-- Begin --
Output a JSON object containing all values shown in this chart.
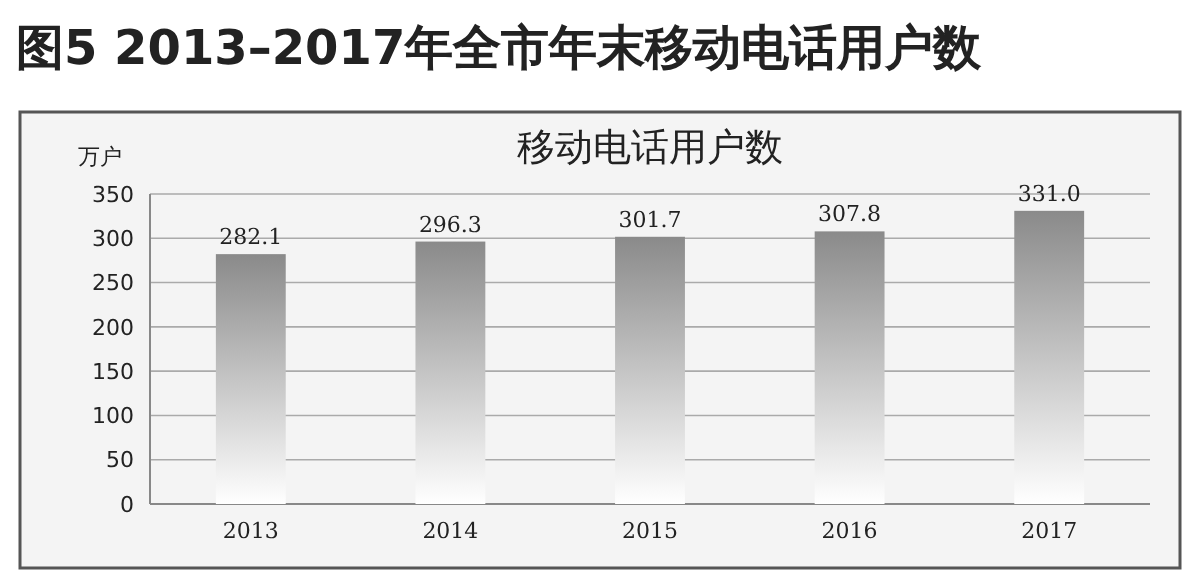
{
  "chart_data": {
    "type": "bar",
    "title": "移动电话用户数",
    "subtitle": "图5  2013–2017年全市年末移动电话用户数",
    "ylabel": "万户",
    "categories": [
      "2013",
      "2014",
      "2015",
      "2016",
      "2017"
    ],
    "values": [
      282.1,
      296.3,
      301.7,
      307.8,
      331.0
    ],
    "value_labels": [
      "282.1",
      "296.3",
      "301.7",
      "307.8",
      "331.0"
    ],
    "color": "#8a8a8a",
    "ylim": [
      0,
      350
    ],
    "yticks": [
      0,
      50,
      100,
      150,
      200,
      250,
      300,
      350
    ],
    "grid": "y"
  }
}
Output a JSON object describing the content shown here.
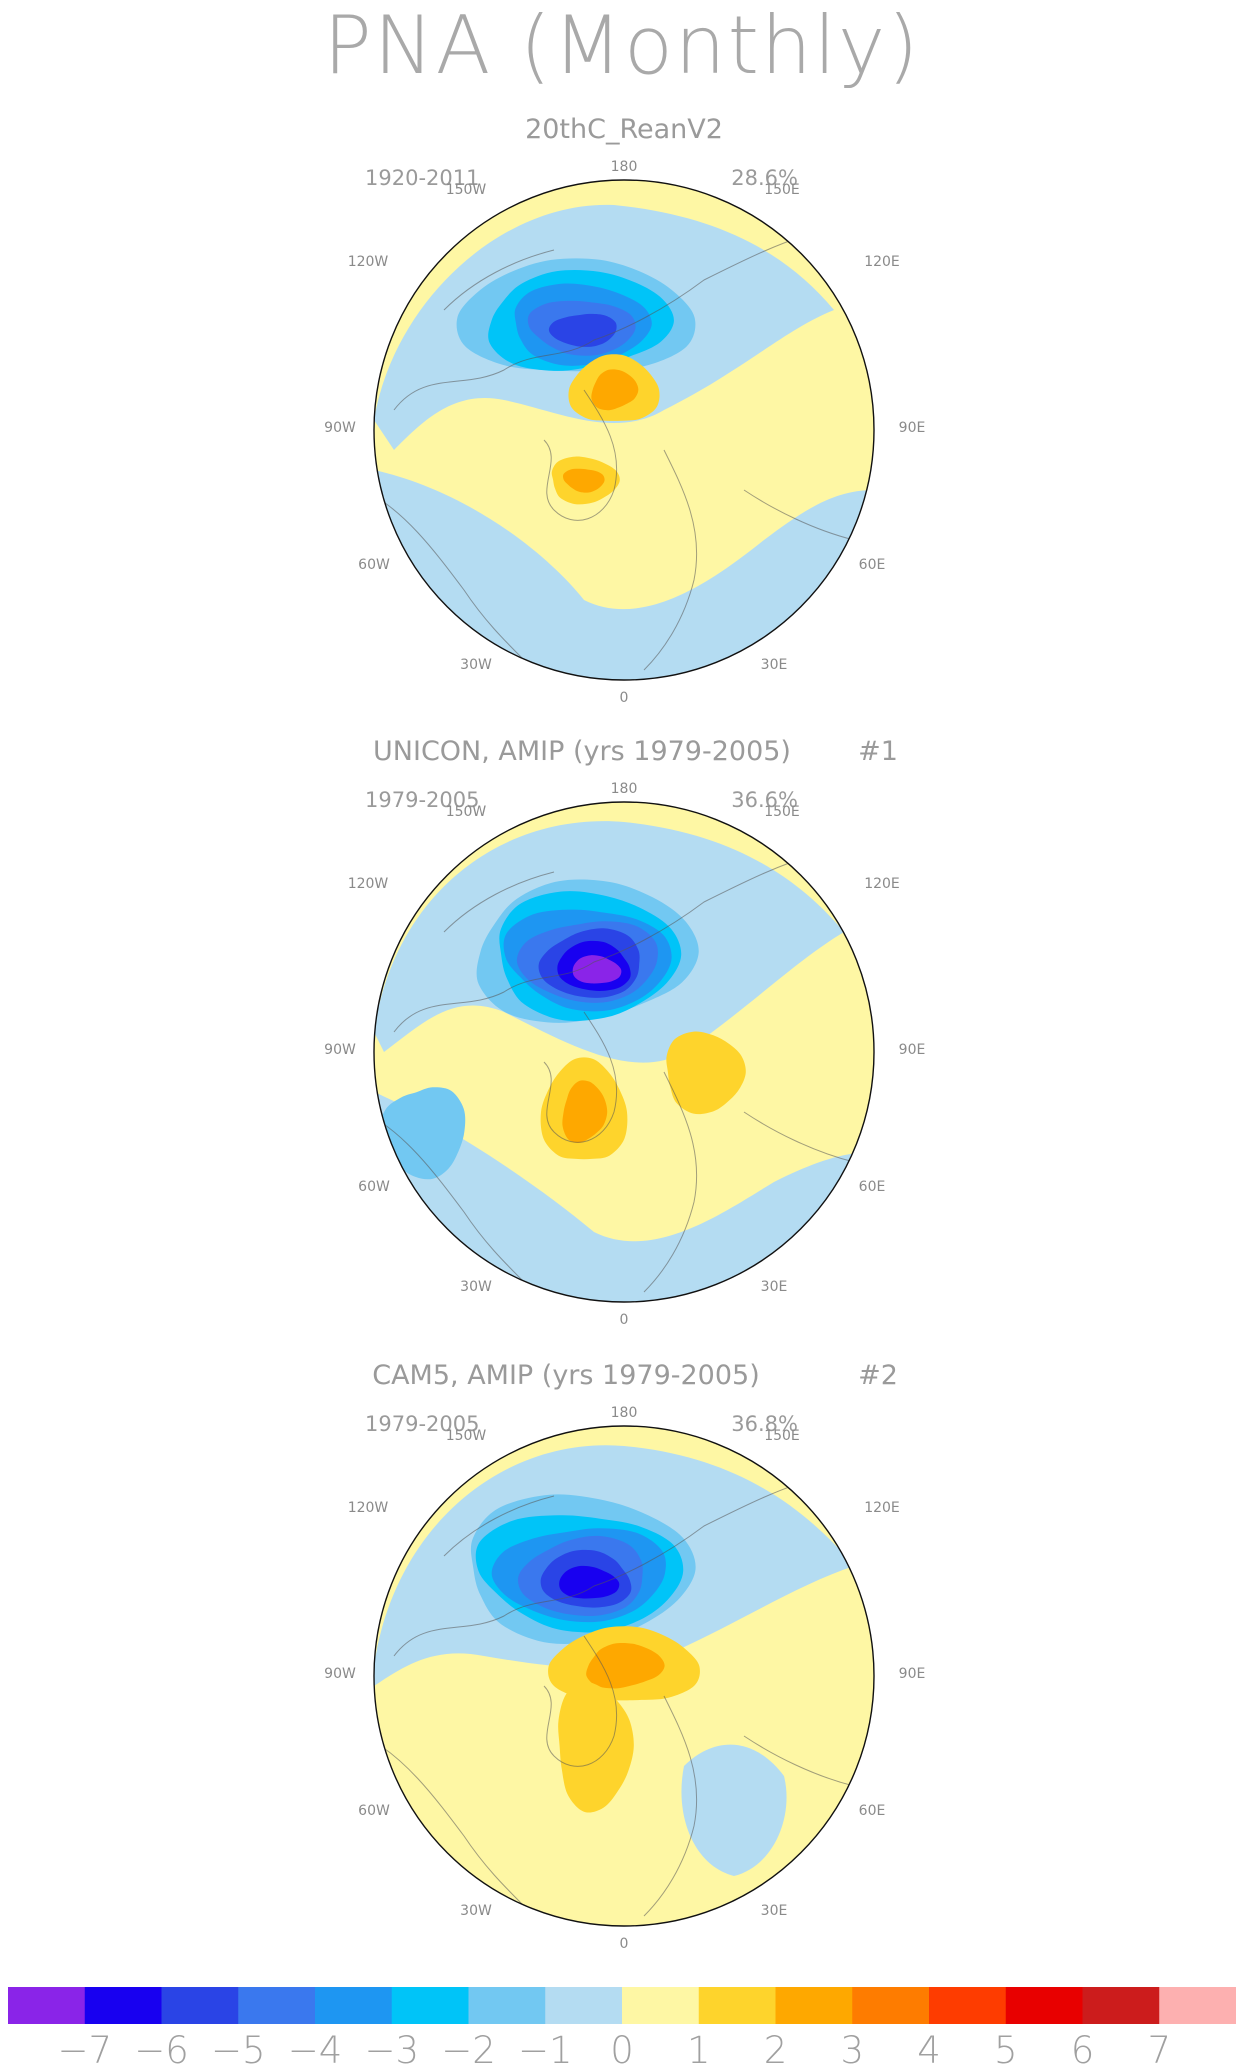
-- End --
#### [Given task]
Transcribe the records above exactly, leaving out every picture.

#### [Full response]
Output a JSON object containing all values shown in this chart.
{
  "chart_data": {
    "type": "bar",
    "title": "移动电话用户数",
    "subtitle": "图5  2013–2017年全市年末移动电话用户数",
    "ylabel": "万户",
    "categories": [
      "2013",
      "2014",
      "2015",
      "2016",
      "2017"
    ],
    "values": [
      282.1,
      296.3,
      301.7,
      307.8,
      331.0
    ],
    "value_labels": [
      "282.1",
      "296.3",
      "301.7",
      "307.8",
      "331.0"
    ],
    "color": "#8a8a8a",
    "ylim": [
      0,
      350
    ],
    "yticks": [
      0,
      50,
      100,
      150,
      200,
      250,
      300,
      350
    ],
    "grid": "y"
  }
}
Output a JSON object describing the content shown here.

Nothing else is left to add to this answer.